Job | Give every line of the data again, unchanged, but with no pictures.

— start Dataset records —

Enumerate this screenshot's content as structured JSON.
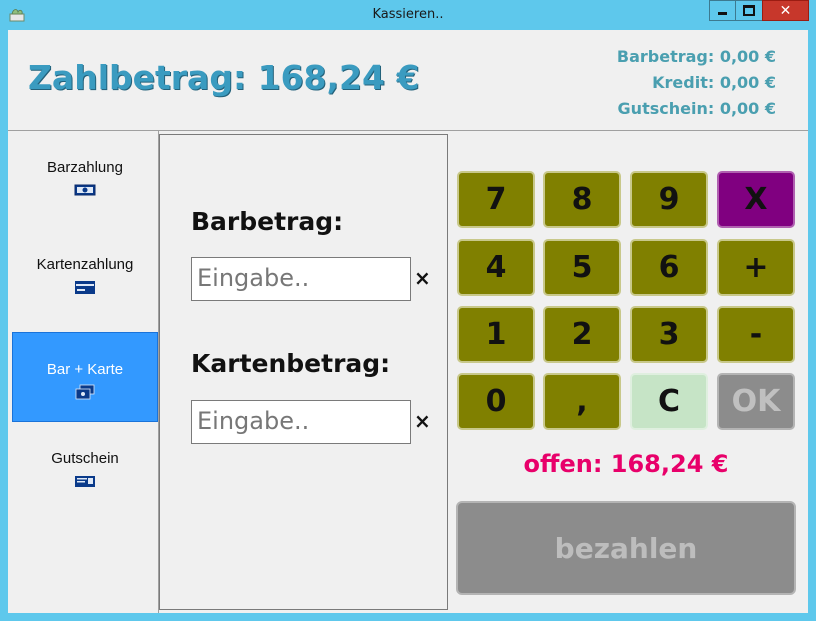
{
  "window": {
    "title": "Kassieren..",
    "close_glyph": "✕"
  },
  "header": {
    "zahlbetrag": "Zahlbetrag: 168,24 €",
    "barbetrag": "Barbetrag: 0,00 €",
    "kredit": "Kredit: 0,00 €",
    "gutschein": "Gutschein: 0,00 €"
  },
  "sidebar": {
    "items": [
      {
        "label": "Barzahlung",
        "icon": "cash-icon",
        "active": false
      },
      {
        "label": "Kartenzahlung",
        "icon": "card-icon",
        "active": false
      },
      {
        "label": "Bar + Karte",
        "icon": "cash-card-icon",
        "active": true
      },
      {
        "label": "Gutschein",
        "icon": "voucher-icon",
        "active": false
      }
    ]
  },
  "form": {
    "barbetrag_label": "Barbetrag:",
    "barbetrag_placeholder": "Eingabe..",
    "kartenbetrag_label": "Kartenbetrag:",
    "kartenbetrag_placeholder": "Eingabe..",
    "clear_glyph": "×"
  },
  "keypad": {
    "keys": [
      "7",
      "8",
      "9",
      "X",
      "4",
      "5",
      "6",
      "+",
      "1",
      "2",
      "3",
      "-",
      "0",
      ",",
      "C",
      "OK"
    ]
  },
  "status": {
    "offen": "offen: 168,24 €"
  },
  "actions": {
    "pay_label": "bezahlen"
  },
  "colors": {
    "titlebar": "#5ec8ec",
    "key_olive": "#808000",
    "key_purple": "#800080",
    "key_clear": "#c6e4c6",
    "disabled_gray": "#8c8c8c",
    "offen_pink": "#e8006a",
    "active_blue": "#3399ff",
    "header_blue": "#3a9bc0"
  }
}
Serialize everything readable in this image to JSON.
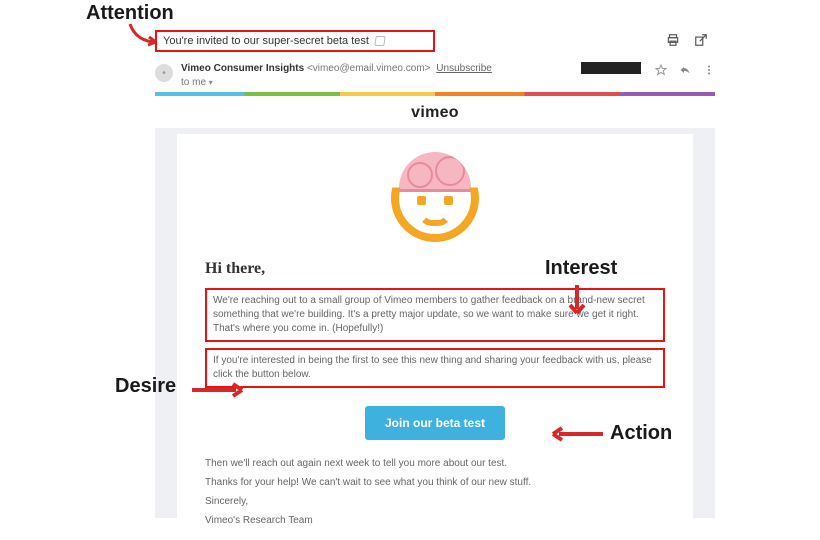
{
  "annotations": {
    "attention": "Attention",
    "interest": "Interest",
    "desire": "Desire",
    "action": "Action"
  },
  "subject": "You're invited to our super-secret beta test",
  "sender": {
    "name": "Vimeo Consumer Insights",
    "address": "<vimeo@email.vimeo.com>",
    "unsubscribe": "Unsubscribe",
    "to_line": "to me"
  },
  "brand": "vimeo",
  "greeting": "Hi there,",
  "paragraph_interest": "We're reaching out to a small group of Vimeo members to gather feedback on a brand-new secret something that we're building. It's a pretty major update, so we want to make sure we get it right. That's where you come in. (Hopefully!)",
  "paragraph_desire": "If you're interested in being the first to see this new thing and sharing your feedback with us, please click the button below.",
  "cta_label": "Join our beta test",
  "after": {
    "line1": "Then we'll reach out again next week to tell you more about our test.",
    "line2": "Thanks for your help! We can't wait to see what you think of our new stuff.",
    "signoff": "Sincerely,",
    "signature": "Vimeo's Research Team"
  }
}
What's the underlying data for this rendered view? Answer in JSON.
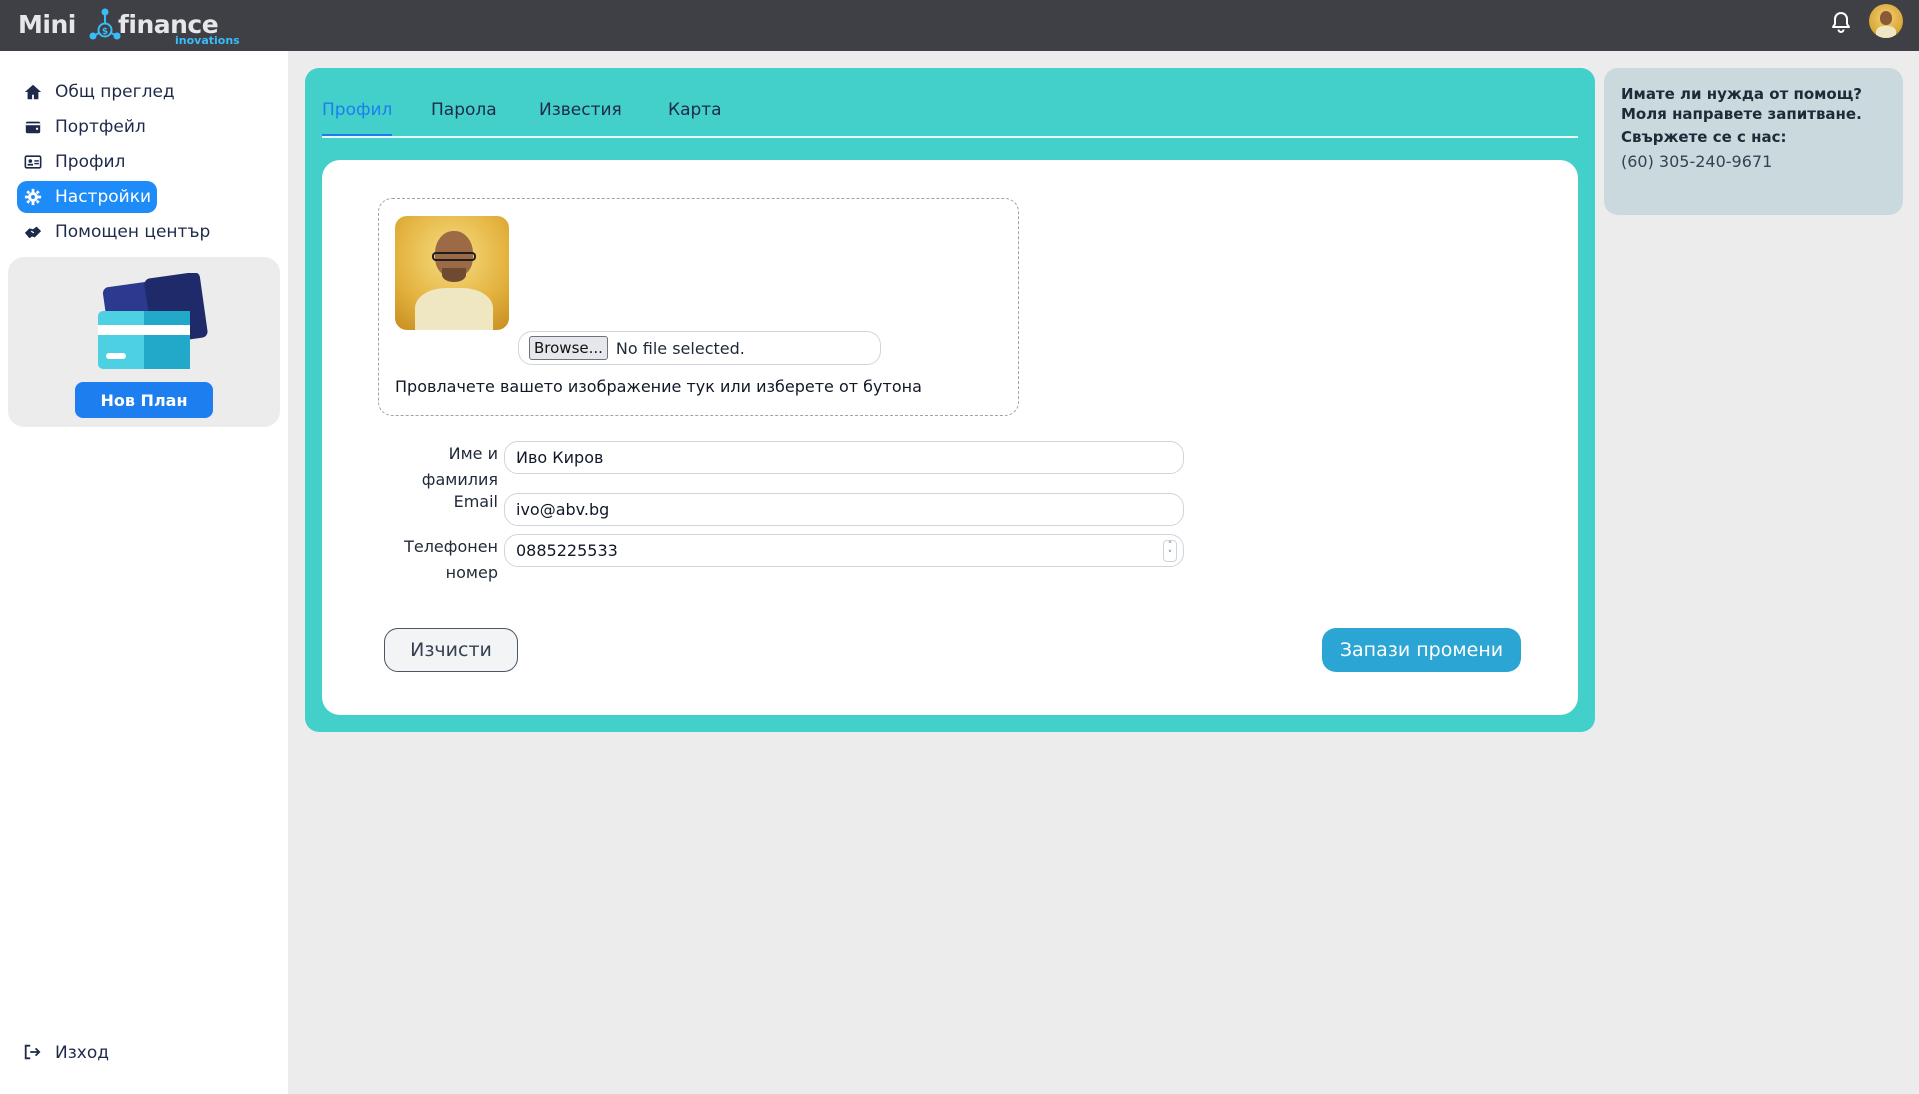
{
  "header": {
    "logo_word1": "Mini",
    "logo_word2": "finance",
    "logo_sub": "inovations",
    "icons": [
      "bell-icon",
      "user-avatar"
    ]
  },
  "sidebar": {
    "items": [
      {
        "label": "Общ преглед",
        "icon": "home-icon"
      },
      {
        "label": "Портфейл",
        "icon": "wallet-icon"
      },
      {
        "label": "Профил",
        "icon": "id-card-icon"
      },
      {
        "label": "Настройки",
        "icon": "gear-icon",
        "active": true
      },
      {
        "label": "Помощен център",
        "icon": "handshake-icon"
      }
    ],
    "promo_button": "Нов План",
    "logout": "Изход"
  },
  "tabs": [
    {
      "label": "Профил",
      "active": true
    },
    {
      "label": "Парола"
    },
    {
      "label": "Известия"
    },
    {
      "label": "Карта"
    }
  ],
  "upload": {
    "browse_label": "Browse...",
    "file_status": "No file selected.",
    "hint": "Провлачете вашето изображение тук или изберете от бутона"
  },
  "form": {
    "name_label_line1": "Име и",
    "name_label_line2": "фамилия",
    "name_value": "Иво Киров",
    "email_label": "Email",
    "email_value": "ivo@abv.bg",
    "phone_label_line1": "Телефонен",
    "phone_label_line2": "номер",
    "phone_value": "0885225533"
  },
  "actions": {
    "clear": "Изчисти",
    "save": "Запази промени"
  },
  "help": {
    "question": "Имате ли нужда от помощ? Моля направете запитване.",
    "contact_label": "Свържете се с нас:",
    "phone": "(60) 305-240-9671"
  },
  "colors": {
    "topbar": "#3f3f46",
    "accent": "#1d8cf8",
    "panel": "#43cfca",
    "save_button": "#2aa5d4",
    "help_box": "#c9d9dd"
  }
}
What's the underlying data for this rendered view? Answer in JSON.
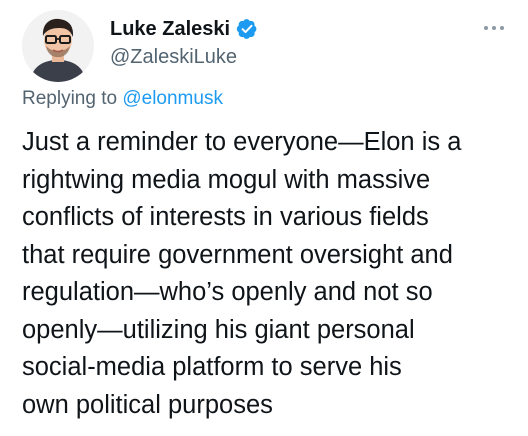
{
  "author": {
    "display_name": "Luke Zaleski",
    "handle": "@ZaleskiLuke",
    "verified": true,
    "verified_color": "#1d9bf0"
  },
  "reply": {
    "prefix": "Replying to",
    "mention": "@elonmusk"
  },
  "tweet": {
    "lines": [
      "Just a reminder to everyone—Elon is a",
      "rightwing media mogul with massive",
      "conflicts of interests in various fields",
      "that require government oversight and",
      "regulation—who’s openly and not so",
      "openly—utilizing his giant personal",
      "social-media platform to serve his",
      "own political purposes"
    ]
  },
  "icons": {
    "verified": "verified-badge-icon",
    "more": "more-options-icon"
  },
  "colors": {
    "text": "#0f1419",
    "secondary": "#536471",
    "link": "#1d9bf0"
  }
}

— end Dataset records —

Answer below |
Enumerate this screenshot's content as structured JSON.
{
  "window": {
    "title": "Kassieren..",
    "close_glyph": "✕"
  },
  "header": {
    "zahlbetrag": "Zahlbetrag: 168,24 €",
    "barbetrag": "Barbetrag: 0,00 €",
    "kredit": "Kredit: 0,00 €",
    "gutschein": "Gutschein: 0,00 €"
  },
  "sidebar": {
    "items": [
      {
        "label": "Barzahlung",
        "icon": "cash-icon",
        "active": false
      },
      {
        "label": "Kartenzahlung",
        "icon": "card-icon",
        "active": false
      },
      {
        "label": "Bar + Karte",
        "icon": "cash-card-icon",
        "active": true
      },
      {
        "label": "Gutschein",
        "icon": "voucher-icon",
        "active": false
      }
    ]
  },
  "form": {
    "barbetrag_label": "Barbetrag:",
    "barbetrag_placeholder": "Eingabe..",
    "kartenbetrag_label": "Kartenbetrag:",
    "kartenbetrag_placeholder": "Eingabe..",
    "clear_glyph": "×"
  },
  "keypad": {
    "keys": [
      "7",
      "8",
      "9",
      "X",
      "4",
      "5",
      "6",
      "+",
      "1",
      "2",
      "3",
      "-",
      "0",
      ",",
      "C",
      "OK"
    ]
  },
  "status": {
    "offen": "offen: 168,24 €"
  },
  "actions": {
    "pay_label": "bezahlen"
  },
  "colors": {
    "titlebar": "#5ec8ec",
    "key_olive": "#808000",
    "key_purple": "#800080",
    "key_clear": "#c6e4c6",
    "disabled_gray": "#8c8c8c",
    "offen_pink": "#e8006a",
    "active_blue": "#3399ff",
    "header_blue": "#3a9bc0"
  }
}
Serialize everything readable in this image to JSON.
{
  "annotations": {
    "attention": "Attention",
    "interest": "Interest",
    "desire": "Desire",
    "action": "Action"
  },
  "subject": "You're invited to our super-secret beta test",
  "sender": {
    "name": "Vimeo Consumer Insights",
    "address": "<vimeo@email.vimeo.com>",
    "unsubscribe": "Unsubscribe",
    "to_line": "to me"
  },
  "brand": "vimeo",
  "greeting": "Hi there,",
  "paragraph_interest": "We're reaching out to a small group of Vimeo members to gather feedback on a brand-new secret something that we're building. It's a pretty major update, so we want to make sure we get it right. That's where you come in. (Hopefully!)",
  "paragraph_desire": "If you're interested in being the first to see this new thing and sharing your feedback with us, please click the button below.",
  "cta_label": "Join our beta test",
  "after": {
    "line1": "Then we'll reach out again next week to tell you more about our test.",
    "line2": "Thanks for your help! We can't wait to see what you think of our new stuff.",
    "signoff": "Sincerely,",
    "signature": "Vimeo's Research Team"
  }
}
What's the underlying data for this rendered view? Answer in JSON.
{
  "header": {
    "logo_word1": "Mini",
    "logo_word2": "finance",
    "logo_sub": "inovations",
    "icons": [
      "bell-icon",
      "user-avatar"
    ]
  },
  "sidebar": {
    "items": [
      {
        "label": "Общ преглед",
        "icon": "home-icon"
      },
      {
        "label": "Портфейл",
        "icon": "wallet-icon"
      },
      {
        "label": "Профил",
        "icon": "id-card-icon"
      },
      {
        "label": "Настройки",
        "icon": "gear-icon",
        "active": true
      },
      {
        "label": "Помощен център",
        "icon": "handshake-icon"
      }
    ],
    "promo_button": "Нов План",
    "logout": "Изход"
  },
  "tabs": [
    {
      "label": "Профил",
      "active": true
    },
    {
      "label": "Парола"
    },
    {
      "label": "Известия"
    },
    {
      "label": "Карта"
    }
  ],
  "upload": {
    "browse_label": "Browse...",
    "file_status": "No file selected.",
    "hint": "Провлачете вашето изображение тук или изберете от бутона"
  },
  "form": {
    "name_label_line1": "Име и",
    "name_label_line2": "фамилия",
    "name_value": "Иво Киров",
    "email_label": "Email",
    "email_value": "ivo@abv.bg",
    "phone_label_line1": "Телефонен",
    "phone_label_line2": "номер",
    "phone_value": "0885225533"
  },
  "actions": {
    "clear": "Изчисти",
    "save": "Запази промени"
  },
  "help": {
    "question": "Имате ли нужда от помощ? Моля направете запитване.",
    "contact_label": "Свържете се с нас:",
    "phone": "(60) 305-240-9671"
  },
  "colors": {
    "topbar": "#3f3f46",
    "accent": "#1d8cf8",
    "panel": "#43cfca",
    "save_button": "#2aa5d4",
    "help_box": "#c9d9dd"
  }
}
What's the underlying data for this rendered view? Answer in JSON.
{
  "author": {
    "display_name": "Luke Zaleski",
    "handle": "@ZaleskiLuke",
    "verified": true,
    "verified_color": "#1d9bf0"
  },
  "reply": {
    "prefix": "Replying to",
    "mention": "@elonmusk"
  },
  "tweet": {
    "lines": [
      "Just a reminder to everyone—Elon is a",
      "rightwing media mogul with massive",
      "conflicts of interests in various fields",
      "that require government oversight and",
      "regulation—who’s openly and not so",
      "openly—utilizing his giant personal",
      "social-media platform to serve his",
      "own political purposes"
    ]
  },
  "icons": {
    "verified": "verified-badge-icon",
    "more": "more-options-icon"
  },
  "colors": {
    "text": "#0f1419",
    "secondary": "#536471",
    "link": "#1d9bf0"
  }
}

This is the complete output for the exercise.